_Instructions to follow_
Line by line, return the material below exactly as it reads.
※
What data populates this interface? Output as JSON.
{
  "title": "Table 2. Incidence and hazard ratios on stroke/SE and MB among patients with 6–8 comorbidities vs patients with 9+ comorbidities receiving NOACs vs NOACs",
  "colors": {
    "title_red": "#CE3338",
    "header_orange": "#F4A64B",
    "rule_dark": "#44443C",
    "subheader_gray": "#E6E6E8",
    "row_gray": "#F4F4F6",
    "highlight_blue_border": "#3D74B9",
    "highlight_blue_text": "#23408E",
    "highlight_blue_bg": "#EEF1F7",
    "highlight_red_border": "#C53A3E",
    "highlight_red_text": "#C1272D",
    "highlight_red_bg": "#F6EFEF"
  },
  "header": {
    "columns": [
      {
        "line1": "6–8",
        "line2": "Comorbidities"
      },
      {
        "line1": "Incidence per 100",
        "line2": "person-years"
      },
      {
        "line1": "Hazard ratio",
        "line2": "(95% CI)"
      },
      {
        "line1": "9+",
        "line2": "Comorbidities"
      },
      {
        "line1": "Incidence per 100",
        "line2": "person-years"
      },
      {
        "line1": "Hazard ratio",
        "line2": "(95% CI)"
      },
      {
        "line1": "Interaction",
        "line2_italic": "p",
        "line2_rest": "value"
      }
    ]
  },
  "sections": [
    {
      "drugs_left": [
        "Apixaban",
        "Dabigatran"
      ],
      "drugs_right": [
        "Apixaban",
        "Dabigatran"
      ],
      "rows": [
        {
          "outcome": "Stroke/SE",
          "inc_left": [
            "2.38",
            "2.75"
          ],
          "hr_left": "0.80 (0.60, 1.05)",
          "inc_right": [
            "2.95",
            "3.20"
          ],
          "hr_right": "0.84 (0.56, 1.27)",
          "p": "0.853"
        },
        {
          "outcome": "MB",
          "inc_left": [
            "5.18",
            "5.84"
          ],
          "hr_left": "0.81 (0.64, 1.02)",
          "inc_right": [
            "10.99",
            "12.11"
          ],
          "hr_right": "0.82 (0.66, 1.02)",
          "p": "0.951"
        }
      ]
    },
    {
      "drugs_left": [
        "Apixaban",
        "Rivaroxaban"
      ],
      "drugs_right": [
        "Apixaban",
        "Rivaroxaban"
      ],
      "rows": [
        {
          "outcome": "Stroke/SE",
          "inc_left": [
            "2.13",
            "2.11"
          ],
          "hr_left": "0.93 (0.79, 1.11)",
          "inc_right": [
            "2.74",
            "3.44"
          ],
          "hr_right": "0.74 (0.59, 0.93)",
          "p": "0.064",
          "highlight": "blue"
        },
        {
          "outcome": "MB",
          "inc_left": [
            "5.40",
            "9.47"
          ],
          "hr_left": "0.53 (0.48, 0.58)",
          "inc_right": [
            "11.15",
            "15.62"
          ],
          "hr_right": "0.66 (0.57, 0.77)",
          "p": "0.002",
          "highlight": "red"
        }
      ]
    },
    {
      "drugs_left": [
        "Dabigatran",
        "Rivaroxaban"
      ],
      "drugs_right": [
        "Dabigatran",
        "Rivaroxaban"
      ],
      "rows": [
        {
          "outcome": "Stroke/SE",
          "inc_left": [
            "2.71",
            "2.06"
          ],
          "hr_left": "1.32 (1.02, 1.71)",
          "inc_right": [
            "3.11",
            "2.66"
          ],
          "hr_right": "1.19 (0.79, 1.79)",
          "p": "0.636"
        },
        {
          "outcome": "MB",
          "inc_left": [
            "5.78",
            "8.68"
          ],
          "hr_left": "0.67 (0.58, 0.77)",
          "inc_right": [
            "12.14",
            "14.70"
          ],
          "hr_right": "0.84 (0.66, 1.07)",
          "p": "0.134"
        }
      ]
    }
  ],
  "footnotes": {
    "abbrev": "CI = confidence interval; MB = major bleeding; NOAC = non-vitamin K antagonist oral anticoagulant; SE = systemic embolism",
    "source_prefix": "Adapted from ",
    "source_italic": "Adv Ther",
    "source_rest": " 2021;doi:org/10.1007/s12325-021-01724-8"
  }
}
※
_Exercise response_
What data populates this interface? Output as JSON.
{
  "title": "Table 2. Incidence and hazard ratios on stroke/SE and MB among patients with 6–8 comorbidities vs patients with 9+ comorbidities receiving NOACs vs NOACs",
  "colors": {
    "title_red": "#CE3338",
    "header_orange": "#F4A64B",
    "rule_dark": "#44443C",
    "subheader_gray": "#E6E6E8",
    "row_gray": "#F4F4F6",
    "highlight_blue_border": "#3D74B9",
    "highlight_blue_text": "#23408E",
    "highlight_blue_bg": "#EEF1F7",
    "highlight_red_border": "#C53A3E",
    "highlight_red_text": "#C1272D",
    "highlight_red_bg": "#F6EFEF"
  },
  "header": {
    "columns": [
      {
        "line1": "6–8",
        "line2": "Comorbidities"
      },
      {
        "line1": "Incidence per 100",
        "line2": "person-years"
      },
      {
        "line1": "Hazard ratio",
        "line2": "(95% CI)"
      },
      {
        "line1": "9+",
        "line2": "Comorbidities"
      },
      {
        "line1": "Incidence per 100",
        "line2": "person-years"
      },
      {
        "line1": "Hazard ratio",
        "line2": "(95% CI)"
      },
      {
        "line1": "Interaction",
        "line2_italic": "p",
        "line2_rest": "value"
      }
    ]
  },
  "sections": [
    {
      "drugs_left": [
        "Apixaban",
        "Dabigatran"
      ],
      "drugs_right": [
        "Apixaban",
        "Dabigatran"
      ],
      "rows": [
        {
          "outcome": "Stroke/SE",
          "inc_left": [
            "2.38",
            "2.75"
          ],
          "hr_left": "0.80 (0.60, 1.05)",
          "inc_right": [
            "2.95",
            "3.20"
          ],
          "hr_right": "0.84 (0.56, 1.27)",
          "p": "0.853"
        },
        {
          "outcome": "MB",
          "inc_left": [
            "5.18",
            "5.84"
          ],
          "hr_left": "0.81 (0.64, 1.02)",
          "inc_right": [
            "10.99",
            "12.11"
          ],
          "hr_right": "0.82 (0.66, 1.02)",
          "p": "0.951"
        }
      ]
    },
    {
      "drugs_left": [
        "Apixaban",
        "Rivaroxaban"
      ],
      "drugs_right": [
        "Apixaban",
        "Rivaroxaban"
      ],
      "rows": [
        {
          "outcome": "Stroke/SE",
          "inc_left": [
            "2.13",
            "2.11"
          ],
          "hr_left": "0.93 (0.79, 1.11)",
          "inc_right": [
            "2.74",
            "3.44"
          ],
          "hr_right": "0.74 (0.59, 0.93)",
          "p": "0.064",
          "highlight": "blue"
        },
        {
          "outcome": "MB",
          "inc_left": [
            "5.40",
            "9.47"
          ],
          "hr_left": "0.53 (0.48, 0.58)",
          "inc_right": [
            "11.15",
            "15.62"
          ],
          "hr_right": "0.66 (0.57, 0.77)",
          "p": "0.002",
          "highlight": "red"
        }
      ]
    },
    {
      "drugs_left": [
        "Dabigatran",
        "Rivaroxaban"
      ],
      "drugs_right": [
        "Dabigatran",
        "Rivaroxaban"
      ],
      "rows": [
        {
          "outcome": "Stroke/SE",
          "inc_left": [
            "2.71",
            "2.06"
          ],
          "hr_left": "1.32 (1.02, 1.71)",
          "inc_right": [
            "3.11",
            "2.66"
          ],
          "hr_right": "1.19 (0.79, 1.79)",
          "p": "0.636"
        },
        {
          "outcome": "MB",
          "inc_left": [
            "5.78",
            "8.68"
          ],
          "hr_left": "0.67 (0.58, 0.77)",
          "inc_right": [
            "12.14",
            "14.70"
          ],
          "hr_right": "0.84 (0.66, 1.07)",
          "p": "0.134"
        }
      ]
    }
  ],
  "footnotes": {
    "abbrev": "CI = confidence interval; MB = major bleeding; NOAC = non-vitamin K antagonist oral anticoagulant; SE = systemic embolism",
    "source_prefix": "Adapted from ",
    "source_italic": "Adv Ther",
    "source_rest": " 2021;doi:org/10.1007/s12325-021-01724-8"
  }
}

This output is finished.